**Goal of the exercise:**
Note how many lines hold the string "countries" and give that number without any other words.

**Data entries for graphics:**
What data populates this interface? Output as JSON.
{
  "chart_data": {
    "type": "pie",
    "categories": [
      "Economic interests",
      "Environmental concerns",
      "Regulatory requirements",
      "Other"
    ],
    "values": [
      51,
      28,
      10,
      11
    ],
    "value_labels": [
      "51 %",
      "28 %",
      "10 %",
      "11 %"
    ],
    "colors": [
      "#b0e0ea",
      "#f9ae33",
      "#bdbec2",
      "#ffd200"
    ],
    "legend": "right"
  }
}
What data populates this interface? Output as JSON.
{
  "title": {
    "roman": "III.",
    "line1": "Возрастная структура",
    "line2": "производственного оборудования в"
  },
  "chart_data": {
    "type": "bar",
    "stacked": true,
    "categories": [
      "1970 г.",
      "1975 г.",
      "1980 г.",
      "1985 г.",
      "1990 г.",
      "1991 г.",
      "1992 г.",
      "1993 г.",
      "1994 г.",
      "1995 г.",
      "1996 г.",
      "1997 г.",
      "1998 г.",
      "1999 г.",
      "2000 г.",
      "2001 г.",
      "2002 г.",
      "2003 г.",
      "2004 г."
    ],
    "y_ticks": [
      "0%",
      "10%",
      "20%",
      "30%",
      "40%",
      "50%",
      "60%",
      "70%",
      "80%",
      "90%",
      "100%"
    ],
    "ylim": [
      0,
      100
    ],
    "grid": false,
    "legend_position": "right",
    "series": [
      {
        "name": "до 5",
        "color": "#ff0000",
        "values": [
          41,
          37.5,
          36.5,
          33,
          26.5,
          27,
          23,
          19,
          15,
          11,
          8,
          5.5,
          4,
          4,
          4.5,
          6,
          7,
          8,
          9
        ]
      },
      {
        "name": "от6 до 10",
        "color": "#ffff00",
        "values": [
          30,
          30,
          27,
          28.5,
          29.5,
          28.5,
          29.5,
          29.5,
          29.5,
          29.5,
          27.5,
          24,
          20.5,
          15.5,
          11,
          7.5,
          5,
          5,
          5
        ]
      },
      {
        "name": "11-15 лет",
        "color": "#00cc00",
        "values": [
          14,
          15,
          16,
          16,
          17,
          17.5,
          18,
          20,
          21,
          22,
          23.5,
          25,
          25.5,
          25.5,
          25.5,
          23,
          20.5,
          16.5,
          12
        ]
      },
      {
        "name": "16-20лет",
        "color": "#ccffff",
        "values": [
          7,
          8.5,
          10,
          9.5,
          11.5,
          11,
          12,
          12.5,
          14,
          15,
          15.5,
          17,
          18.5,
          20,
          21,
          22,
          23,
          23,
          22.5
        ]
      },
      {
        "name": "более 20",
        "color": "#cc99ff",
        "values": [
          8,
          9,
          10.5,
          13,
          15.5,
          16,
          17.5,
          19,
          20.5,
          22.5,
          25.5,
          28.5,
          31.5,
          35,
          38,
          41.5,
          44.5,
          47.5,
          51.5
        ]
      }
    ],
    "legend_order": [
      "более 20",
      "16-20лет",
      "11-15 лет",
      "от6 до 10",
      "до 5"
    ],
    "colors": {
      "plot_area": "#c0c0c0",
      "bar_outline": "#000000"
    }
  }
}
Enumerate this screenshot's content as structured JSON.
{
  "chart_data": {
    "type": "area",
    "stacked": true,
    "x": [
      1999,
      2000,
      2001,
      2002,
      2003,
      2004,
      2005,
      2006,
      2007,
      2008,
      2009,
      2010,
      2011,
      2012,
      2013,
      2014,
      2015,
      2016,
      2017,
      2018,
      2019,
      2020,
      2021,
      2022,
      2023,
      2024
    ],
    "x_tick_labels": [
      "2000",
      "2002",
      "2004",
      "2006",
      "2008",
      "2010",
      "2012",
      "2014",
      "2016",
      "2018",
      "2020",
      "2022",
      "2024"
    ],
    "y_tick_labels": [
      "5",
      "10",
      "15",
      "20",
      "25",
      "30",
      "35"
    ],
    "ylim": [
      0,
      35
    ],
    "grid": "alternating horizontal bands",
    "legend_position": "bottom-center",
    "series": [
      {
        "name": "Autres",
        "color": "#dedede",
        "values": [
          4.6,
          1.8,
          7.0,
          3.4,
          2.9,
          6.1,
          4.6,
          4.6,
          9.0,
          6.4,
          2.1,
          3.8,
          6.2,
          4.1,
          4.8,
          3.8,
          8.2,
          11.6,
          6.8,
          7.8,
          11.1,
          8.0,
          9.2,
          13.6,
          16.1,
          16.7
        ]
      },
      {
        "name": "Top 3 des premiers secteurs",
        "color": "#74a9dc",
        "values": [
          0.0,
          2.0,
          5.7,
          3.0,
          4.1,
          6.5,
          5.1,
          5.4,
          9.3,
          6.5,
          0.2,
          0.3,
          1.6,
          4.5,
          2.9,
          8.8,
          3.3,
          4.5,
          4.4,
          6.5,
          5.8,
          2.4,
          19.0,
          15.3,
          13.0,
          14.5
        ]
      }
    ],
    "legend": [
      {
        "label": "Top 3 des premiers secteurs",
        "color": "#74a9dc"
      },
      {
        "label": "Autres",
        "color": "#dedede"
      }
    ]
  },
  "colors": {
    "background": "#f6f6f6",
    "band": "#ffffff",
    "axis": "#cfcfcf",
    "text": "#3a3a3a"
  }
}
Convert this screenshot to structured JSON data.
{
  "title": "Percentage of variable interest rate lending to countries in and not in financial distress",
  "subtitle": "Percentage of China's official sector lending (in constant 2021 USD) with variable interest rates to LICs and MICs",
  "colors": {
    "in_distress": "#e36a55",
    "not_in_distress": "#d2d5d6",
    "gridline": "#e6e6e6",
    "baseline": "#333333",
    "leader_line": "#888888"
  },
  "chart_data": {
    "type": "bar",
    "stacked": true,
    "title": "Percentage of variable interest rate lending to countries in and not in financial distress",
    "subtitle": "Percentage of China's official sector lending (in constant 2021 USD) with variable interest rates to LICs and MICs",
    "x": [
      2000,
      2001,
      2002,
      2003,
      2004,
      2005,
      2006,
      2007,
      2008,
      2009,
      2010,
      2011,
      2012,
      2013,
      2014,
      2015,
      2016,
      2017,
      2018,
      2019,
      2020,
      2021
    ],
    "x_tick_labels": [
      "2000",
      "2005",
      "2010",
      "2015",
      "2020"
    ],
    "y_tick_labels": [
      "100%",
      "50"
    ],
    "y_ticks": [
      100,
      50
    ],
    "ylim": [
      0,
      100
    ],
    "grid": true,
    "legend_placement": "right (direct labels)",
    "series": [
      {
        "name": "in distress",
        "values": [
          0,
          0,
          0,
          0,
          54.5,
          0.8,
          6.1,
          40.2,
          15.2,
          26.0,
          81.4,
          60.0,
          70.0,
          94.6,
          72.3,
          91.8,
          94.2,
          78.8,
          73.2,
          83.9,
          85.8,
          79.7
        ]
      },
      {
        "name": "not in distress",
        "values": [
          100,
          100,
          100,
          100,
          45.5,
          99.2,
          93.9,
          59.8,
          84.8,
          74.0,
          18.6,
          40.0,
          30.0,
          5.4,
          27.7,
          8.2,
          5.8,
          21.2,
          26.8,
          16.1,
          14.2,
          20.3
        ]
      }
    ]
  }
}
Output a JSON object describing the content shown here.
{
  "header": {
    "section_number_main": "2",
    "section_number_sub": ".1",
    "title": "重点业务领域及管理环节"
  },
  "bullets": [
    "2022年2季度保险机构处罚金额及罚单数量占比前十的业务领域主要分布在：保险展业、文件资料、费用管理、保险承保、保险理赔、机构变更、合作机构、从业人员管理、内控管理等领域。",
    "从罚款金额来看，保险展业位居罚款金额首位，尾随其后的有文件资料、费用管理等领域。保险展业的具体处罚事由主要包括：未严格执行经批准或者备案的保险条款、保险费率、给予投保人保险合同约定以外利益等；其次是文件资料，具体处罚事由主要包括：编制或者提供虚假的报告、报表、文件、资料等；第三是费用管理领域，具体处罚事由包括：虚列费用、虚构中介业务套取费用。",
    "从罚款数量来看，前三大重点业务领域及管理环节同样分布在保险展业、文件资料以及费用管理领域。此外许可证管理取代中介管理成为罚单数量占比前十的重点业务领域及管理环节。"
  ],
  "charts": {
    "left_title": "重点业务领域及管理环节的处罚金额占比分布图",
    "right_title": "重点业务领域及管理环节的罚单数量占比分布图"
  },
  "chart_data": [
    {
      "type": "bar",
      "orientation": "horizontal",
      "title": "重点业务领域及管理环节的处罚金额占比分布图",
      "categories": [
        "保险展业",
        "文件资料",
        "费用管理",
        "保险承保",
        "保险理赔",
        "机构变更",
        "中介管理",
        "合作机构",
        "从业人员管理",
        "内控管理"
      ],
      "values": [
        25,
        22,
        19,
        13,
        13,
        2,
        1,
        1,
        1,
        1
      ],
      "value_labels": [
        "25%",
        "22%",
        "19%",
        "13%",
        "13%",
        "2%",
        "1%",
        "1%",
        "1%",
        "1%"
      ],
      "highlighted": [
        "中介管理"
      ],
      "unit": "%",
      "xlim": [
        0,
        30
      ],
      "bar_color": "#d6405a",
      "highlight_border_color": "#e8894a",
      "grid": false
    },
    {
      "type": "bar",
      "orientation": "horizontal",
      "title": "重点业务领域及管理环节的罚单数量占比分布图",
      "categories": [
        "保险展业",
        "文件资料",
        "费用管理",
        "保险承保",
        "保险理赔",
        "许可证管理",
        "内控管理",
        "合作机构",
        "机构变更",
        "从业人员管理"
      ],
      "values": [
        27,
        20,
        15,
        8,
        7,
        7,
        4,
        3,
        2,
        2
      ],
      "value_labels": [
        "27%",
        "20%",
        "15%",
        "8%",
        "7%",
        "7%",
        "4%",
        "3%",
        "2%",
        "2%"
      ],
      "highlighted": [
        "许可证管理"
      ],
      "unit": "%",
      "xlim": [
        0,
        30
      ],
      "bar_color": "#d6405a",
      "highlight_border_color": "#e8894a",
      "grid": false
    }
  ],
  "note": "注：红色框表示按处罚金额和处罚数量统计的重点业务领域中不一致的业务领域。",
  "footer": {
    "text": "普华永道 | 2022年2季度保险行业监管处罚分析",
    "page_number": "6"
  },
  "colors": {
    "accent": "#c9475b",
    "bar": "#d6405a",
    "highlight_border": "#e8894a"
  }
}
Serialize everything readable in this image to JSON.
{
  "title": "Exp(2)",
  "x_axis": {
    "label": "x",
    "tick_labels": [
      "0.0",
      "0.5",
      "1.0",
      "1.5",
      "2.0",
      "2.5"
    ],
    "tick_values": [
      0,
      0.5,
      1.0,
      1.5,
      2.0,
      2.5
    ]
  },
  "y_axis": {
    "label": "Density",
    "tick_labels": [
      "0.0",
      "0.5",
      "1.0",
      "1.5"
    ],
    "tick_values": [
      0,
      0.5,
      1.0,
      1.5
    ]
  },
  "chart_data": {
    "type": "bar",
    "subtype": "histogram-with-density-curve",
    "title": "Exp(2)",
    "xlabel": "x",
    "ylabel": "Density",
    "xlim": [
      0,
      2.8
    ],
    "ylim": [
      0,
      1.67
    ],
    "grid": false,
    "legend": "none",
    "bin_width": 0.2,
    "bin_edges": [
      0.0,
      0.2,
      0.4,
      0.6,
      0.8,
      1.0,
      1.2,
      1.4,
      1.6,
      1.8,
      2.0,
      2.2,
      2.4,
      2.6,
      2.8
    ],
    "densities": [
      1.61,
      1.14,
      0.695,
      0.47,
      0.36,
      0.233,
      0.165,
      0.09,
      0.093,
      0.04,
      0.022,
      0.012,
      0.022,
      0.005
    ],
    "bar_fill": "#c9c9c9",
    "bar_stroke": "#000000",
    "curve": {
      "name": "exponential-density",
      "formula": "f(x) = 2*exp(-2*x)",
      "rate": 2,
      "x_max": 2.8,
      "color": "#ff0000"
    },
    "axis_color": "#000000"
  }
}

**Solved problem:**
2